• **DATA TO USE**
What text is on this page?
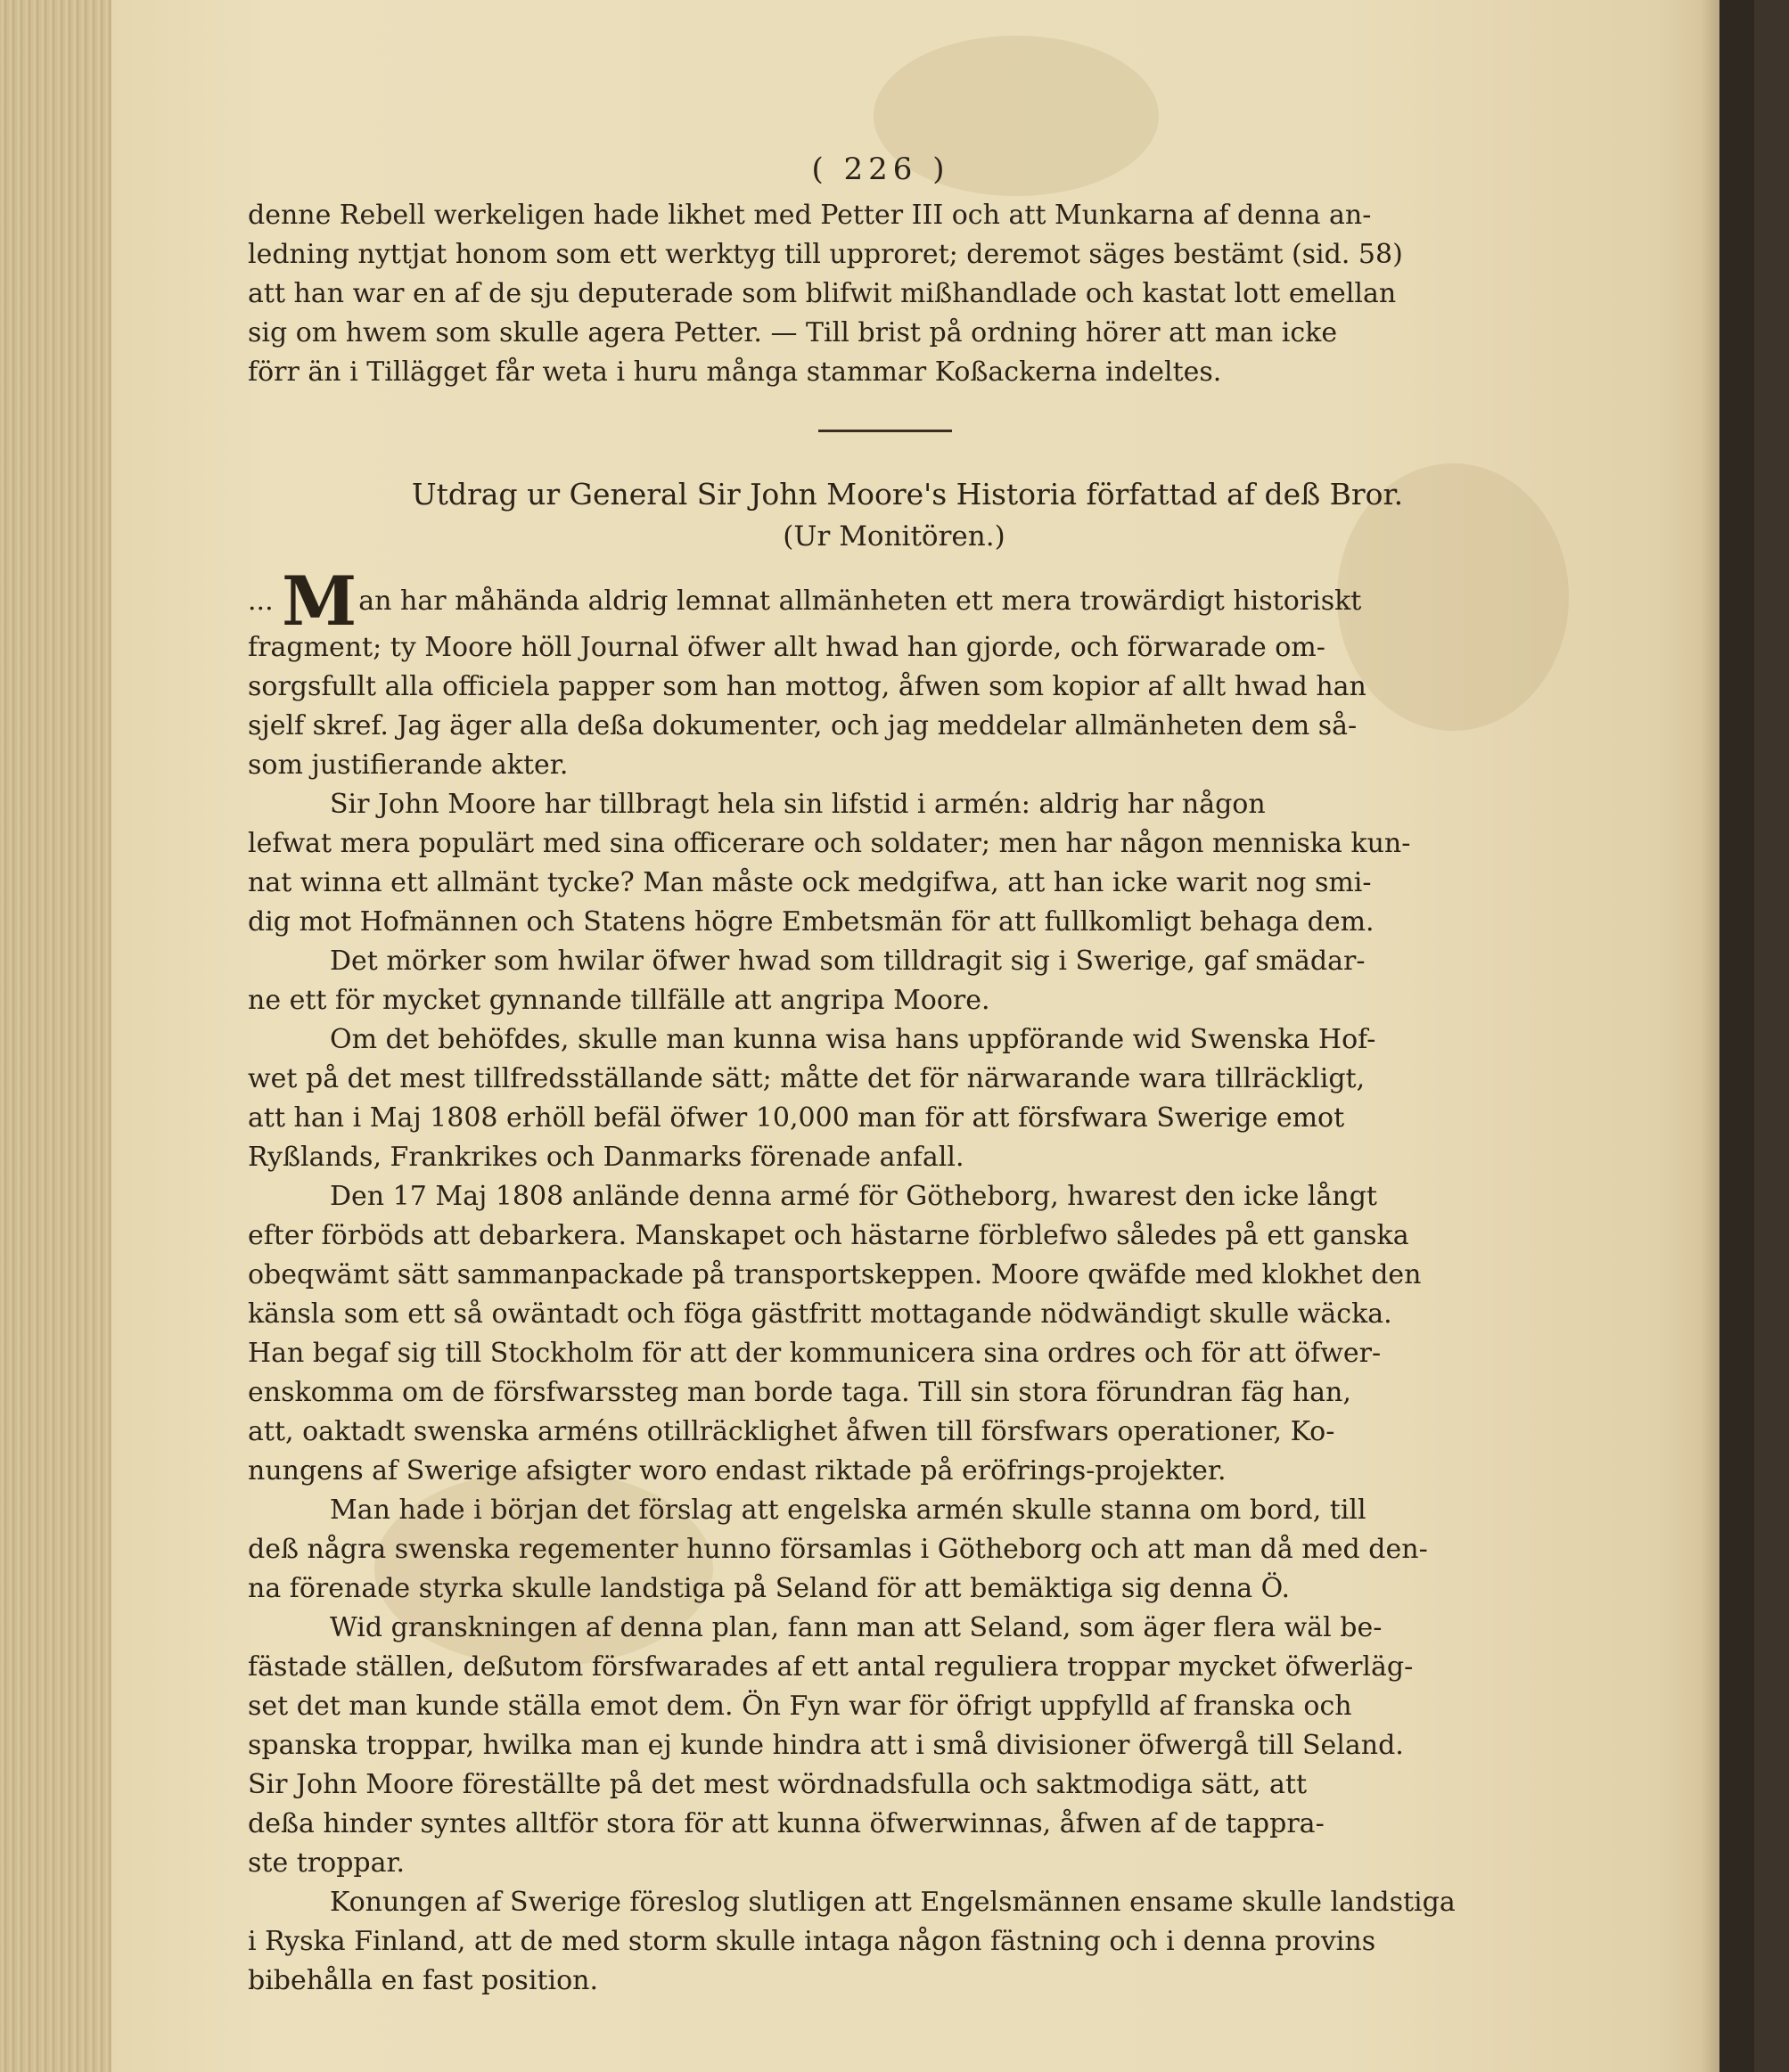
( 226 )
denne Rebell werkeligen hade likhet med Petter III och att Munkarna af denna an-
ledning nyttjat honom som ett werktyg till upproret; deremot säges bestämt (sid. 58)
att han war en af de sju deputerade som blifwit mißhandlade och kastat lott emellan
sig om hwem som skulle agera Petter. — Till brist på ordning hörer att man icke
förr än i Tillägget får weta i huru många stammar Koßackerna indeltes.
Utdrag ur General Sir John Moore's Historia författad af deß Bror.
(Ur Monitören.)
... Man har måhända aldrig lemnat allmänheten ett mera trowärdigt historiskt
fragment; ty Moore höll Journal öfwer allt hwad han gjorde, och förwarade om-
sorgsfullt alla officiela papper som han mottog, åfwen som kopior af allt hwad han
sjelf skref. Jag äger alla deßa dokumenter, och jag meddelar allmänheten dem så-
som justifierande akter.
Sir John Moore har tillbragt hela sin lifstid i armén: aldrig har någon
lefwat mera populärt med sina officerare och soldater; men har någon menniska kun-
nat winna ett allmänt tycke? Man måste ock medgifwa, att han icke warit nog smi-
dig mot Hofmännen och Statens högre Embetsmän för att fullkomligt behaga dem.
Det mörker som hwilar öfwer hwad som tilldragit sig i Swerige, gaf smädar-
ne ett för mycket gynnande tillfälle att angripa Moore.
Om det behöfdes, skulle man kunna wisa hans uppförande wid Swenska Hof-
wet på det mest tillfredsställande sätt; måtte det för närwarande wara tillräckligt,
att han i Maj 1808 erhöll befäl öfwer 10,000 man för att försfwara Swerige emot
Ryßlands, Frankrikes och Danmarks förenade anfall.
Den 17 Maj 1808 anlände denna armé för Götheborg, hwarest den icke långt
efter förböds att debarkera. Manskapet och hästarne förblefwo således på ett ganska
obeqwämt sätt sammanpackade på transportskeppen. Moore qwäfde med klokhet den
känsla som ett så owäntadt och föga gästfritt mottagande nödwändigt skulle wäcka.
Han begaf sig till Stockholm för att der kommunicera sina ordres och för att öfwer-
enskomma om de försfwarssteg man borde taga. Till sin stora förundran fäg han,
att, oaktadt swenska arméns otillräcklighet åfwen till försfwars operationer, Ko-
nungens af Swerige afsigter woro endast riktade på eröfrings-projekter.
Man hade i början det förslag att engelska armén skulle stanna om bord, till
deß några swenska regementer hunno församlas i Götheborg och att man då med den-
na förenade styrka skulle landstiga på Seland för att bemäktiga sig denna Ö.
Wid granskningen af denna plan, fann man att Seland, som äger flera wäl be-
fästade ställen, deßutom försfwarades af ett antal reguliera troppar mycket öfwerläg-
set det man kunde ställa emot dem. Ön Fyn war för öfrigt uppfylld af franska och
spanska troppar, hwilka man ej kunde hindra att i små divisioner öfwergå till Seland.
Sir John Moore föreställte på det mest wördnadsfulla och saktmodiga sätt, att
deßa hinder syntes alltför stora för att kunna öfwerwinnas, åfwen af de tappra-
ste troppar.
Konungen af Swerige föreslog slutligen att Engelsmännen ensame skulle landstiga
i Ryska Finland, att de med storm skulle intaga någon fästning och i denna provins
bibehålla en fast position.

• **AIM OF THE EXERCISE**
Reproduce the material word for word, minus the images.

• **TASK RESPONSE**
What text is on this page?
( 226 )
denne Rebell werkeligen hade likhet med Petter III och att Munkarna af denna an-
ledning nyttjat honom som ett werktyg till upproret; deremot säges bestämt (sid. 58)
att han war en af de sju deputerade som blifwit mißhandlade och kastat lott emellan
sig om hwem som skulle agera Petter. — Till brist på ordning hörer att man icke
förr än i Tillägget får weta i huru många stammar Koßackerna indeltes.
Utdrag ur General Sir John Moore's Historia författad af deß Bror.
(Ur Monitören.)
... Man har måhända aldrig lemnat allmänheten ett mera trowärdigt historiskt
fragment; ty Moore höll Journal öfwer allt hwad han gjorde, och förwarade om-
sorgsfullt alla officiela papper som han mottog, åfwen som kopior af allt hwad han
sjelf skref. Jag äger alla deßa dokumenter, och jag meddelar allmänheten dem så-
som justifierande akter.
Sir John Moore har tillbragt hela sin lifstid i armén: aldrig har någon
lefwat mera populärt med sina officerare och soldater; men har någon menniska kun-
nat winna ett allmänt tycke? Man måste ock medgifwa, att han icke warit nog smi-
dig mot Hofmännen och Statens högre Embetsmän för att fullkomligt behaga dem.
Det mörker som hwilar öfwer hwad som tilldragit sig i Swerige, gaf smädar-
ne ett för mycket gynnande tillfälle att angripa Moore.
Om det behöfdes, skulle man kunna wisa hans uppförande wid Swenska Hof-
wet på det mest tillfredsställande sätt; måtte det för närwarande wara tillräckligt,
att han i Maj 1808 erhöll befäl öfwer 10,000 man för att försfwara Swerige emot
Ryßlands, Frankrikes och Danmarks förenade anfall.
Den 17 Maj 1808 anlände denna armé för Götheborg, hwarest den icke långt
efter förböds att debarkera. Manskapet och hästarne förblefwo således på ett ganska
obeqwämt sätt sammanpackade på transportskeppen. Moore qwäfde med klokhet den
känsla som ett så owäntadt och föga gästfritt mottagande nödwändigt skulle wäcka.
Han begaf sig till Stockholm för att der kommunicera sina ordres och för att öfwer-
enskomma om de försfwarssteg man borde taga. Till sin stora förundran fäg han,
att, oaktadt swenska arméns otillräcklighet åfwen till försfwars operationer, Ko-
nungens af Swerige afsigter woro endast riktade på eröfrings-projekter.
Man hade i början det förslag att engelska armén skulle stanna om bord, till
deß några swenska regementer hunno församlas i Götheborg och att man då med den-
na förenade styrka skulle landstiga på Seland för att bemäktiga sig denna Ö.
Wid granskningen af denna plan, fann man att Seland, som äger flera wäl be-
fästade ställen, deßutom försfwarades af ett antal reguliera troppar mycket öfwerläg-
set det man kunde ställa emot dem. Ön Fyn war för öfrigt uppfylld af franska och
spanska troppar, hwilka man ej kunde hindra att i små divisioner öfwergå till Seland.
Sir John Moore föreställte på det mest wördnadsfulla och saktmodiga sätt, att
deßa hinder syntes alltför stora för att kunna öfwerwinnas, åfwen af de tappra-
ste troppar.
Konungen af Swerige föreslog slutligen att Engelsmännen ensame skulle landstiga
i Ryska Finland, att de med storm skulle intaga någon fästning och i denna provins
bibehålla en fast position.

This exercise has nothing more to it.